[Source data]:

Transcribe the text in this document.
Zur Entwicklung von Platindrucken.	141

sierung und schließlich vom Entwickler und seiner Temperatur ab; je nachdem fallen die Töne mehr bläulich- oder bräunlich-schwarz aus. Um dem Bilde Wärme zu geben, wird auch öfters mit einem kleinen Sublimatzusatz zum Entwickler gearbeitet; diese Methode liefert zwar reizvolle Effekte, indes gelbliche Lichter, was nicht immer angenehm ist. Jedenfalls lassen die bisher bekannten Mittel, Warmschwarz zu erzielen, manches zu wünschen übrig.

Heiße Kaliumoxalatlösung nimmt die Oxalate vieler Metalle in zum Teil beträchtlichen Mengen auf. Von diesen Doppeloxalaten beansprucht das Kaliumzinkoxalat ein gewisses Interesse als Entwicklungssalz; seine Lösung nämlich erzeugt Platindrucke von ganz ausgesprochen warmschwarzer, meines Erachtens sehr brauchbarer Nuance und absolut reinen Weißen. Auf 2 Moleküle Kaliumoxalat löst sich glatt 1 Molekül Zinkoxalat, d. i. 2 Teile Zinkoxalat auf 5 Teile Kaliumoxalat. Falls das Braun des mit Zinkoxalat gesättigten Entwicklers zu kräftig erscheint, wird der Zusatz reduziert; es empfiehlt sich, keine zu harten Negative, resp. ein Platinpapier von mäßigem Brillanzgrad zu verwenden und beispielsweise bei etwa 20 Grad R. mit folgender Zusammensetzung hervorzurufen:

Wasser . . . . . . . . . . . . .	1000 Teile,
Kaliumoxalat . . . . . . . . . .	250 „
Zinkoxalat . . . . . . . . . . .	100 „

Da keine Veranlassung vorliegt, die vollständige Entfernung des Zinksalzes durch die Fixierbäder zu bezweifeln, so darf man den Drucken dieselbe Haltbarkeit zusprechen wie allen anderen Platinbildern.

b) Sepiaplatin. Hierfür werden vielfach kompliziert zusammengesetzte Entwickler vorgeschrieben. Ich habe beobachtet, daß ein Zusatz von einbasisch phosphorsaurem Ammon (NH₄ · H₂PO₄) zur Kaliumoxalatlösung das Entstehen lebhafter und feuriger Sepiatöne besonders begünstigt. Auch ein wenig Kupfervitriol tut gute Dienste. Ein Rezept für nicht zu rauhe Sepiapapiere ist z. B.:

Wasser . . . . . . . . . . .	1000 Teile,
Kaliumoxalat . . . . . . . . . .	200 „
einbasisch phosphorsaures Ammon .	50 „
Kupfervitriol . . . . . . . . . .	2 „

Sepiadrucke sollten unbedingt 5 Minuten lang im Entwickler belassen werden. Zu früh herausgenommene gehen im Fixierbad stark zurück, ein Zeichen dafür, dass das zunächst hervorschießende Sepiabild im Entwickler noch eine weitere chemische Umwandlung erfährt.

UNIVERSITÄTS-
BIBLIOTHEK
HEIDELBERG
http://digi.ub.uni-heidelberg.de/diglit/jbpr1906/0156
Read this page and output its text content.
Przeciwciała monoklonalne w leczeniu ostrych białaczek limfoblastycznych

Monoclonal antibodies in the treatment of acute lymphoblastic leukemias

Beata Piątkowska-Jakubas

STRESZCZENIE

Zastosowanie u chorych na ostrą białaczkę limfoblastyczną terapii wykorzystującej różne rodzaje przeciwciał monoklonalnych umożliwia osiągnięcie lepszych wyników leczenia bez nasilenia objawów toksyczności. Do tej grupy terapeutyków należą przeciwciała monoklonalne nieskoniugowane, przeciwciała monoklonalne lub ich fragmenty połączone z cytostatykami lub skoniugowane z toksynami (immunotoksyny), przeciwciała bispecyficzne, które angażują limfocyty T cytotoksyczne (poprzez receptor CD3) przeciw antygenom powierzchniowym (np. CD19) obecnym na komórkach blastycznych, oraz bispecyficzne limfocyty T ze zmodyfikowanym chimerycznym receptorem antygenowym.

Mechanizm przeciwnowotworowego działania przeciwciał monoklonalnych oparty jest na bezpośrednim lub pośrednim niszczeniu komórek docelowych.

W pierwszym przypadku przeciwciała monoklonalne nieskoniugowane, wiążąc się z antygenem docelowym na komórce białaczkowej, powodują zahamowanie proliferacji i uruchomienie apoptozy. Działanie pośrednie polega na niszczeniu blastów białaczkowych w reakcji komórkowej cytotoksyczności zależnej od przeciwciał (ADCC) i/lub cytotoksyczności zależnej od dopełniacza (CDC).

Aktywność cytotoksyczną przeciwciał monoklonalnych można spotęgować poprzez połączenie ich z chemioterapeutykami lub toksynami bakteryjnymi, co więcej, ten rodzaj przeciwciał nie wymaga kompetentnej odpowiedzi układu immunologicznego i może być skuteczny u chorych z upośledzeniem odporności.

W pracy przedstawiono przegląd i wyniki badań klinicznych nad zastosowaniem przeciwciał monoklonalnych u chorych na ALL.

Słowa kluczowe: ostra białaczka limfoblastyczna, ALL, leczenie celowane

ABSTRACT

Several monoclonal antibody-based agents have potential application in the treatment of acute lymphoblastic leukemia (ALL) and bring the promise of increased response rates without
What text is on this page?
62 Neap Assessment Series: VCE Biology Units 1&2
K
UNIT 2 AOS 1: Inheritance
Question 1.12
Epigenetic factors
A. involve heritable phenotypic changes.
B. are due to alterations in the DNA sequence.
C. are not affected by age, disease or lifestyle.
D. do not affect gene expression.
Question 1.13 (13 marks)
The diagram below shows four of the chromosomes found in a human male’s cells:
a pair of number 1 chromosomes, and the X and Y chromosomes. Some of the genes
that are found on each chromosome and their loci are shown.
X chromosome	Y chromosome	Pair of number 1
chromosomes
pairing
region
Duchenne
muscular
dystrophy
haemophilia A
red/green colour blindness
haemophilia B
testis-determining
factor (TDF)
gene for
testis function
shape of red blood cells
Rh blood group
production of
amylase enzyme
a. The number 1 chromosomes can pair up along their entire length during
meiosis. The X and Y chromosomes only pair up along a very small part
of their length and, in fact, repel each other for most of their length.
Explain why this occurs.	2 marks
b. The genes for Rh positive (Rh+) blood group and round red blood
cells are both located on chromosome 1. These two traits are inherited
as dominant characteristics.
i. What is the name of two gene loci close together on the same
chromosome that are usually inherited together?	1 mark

[Assignment]:
Filter the entries down to the lines containing "cells". Copy each of those lines.

[Answer section]:
The diagram below shows four of the chromosomes found in a human male’s cells:
shape of red blood cells
cells are both located on chromosome 1. These two traits are inherited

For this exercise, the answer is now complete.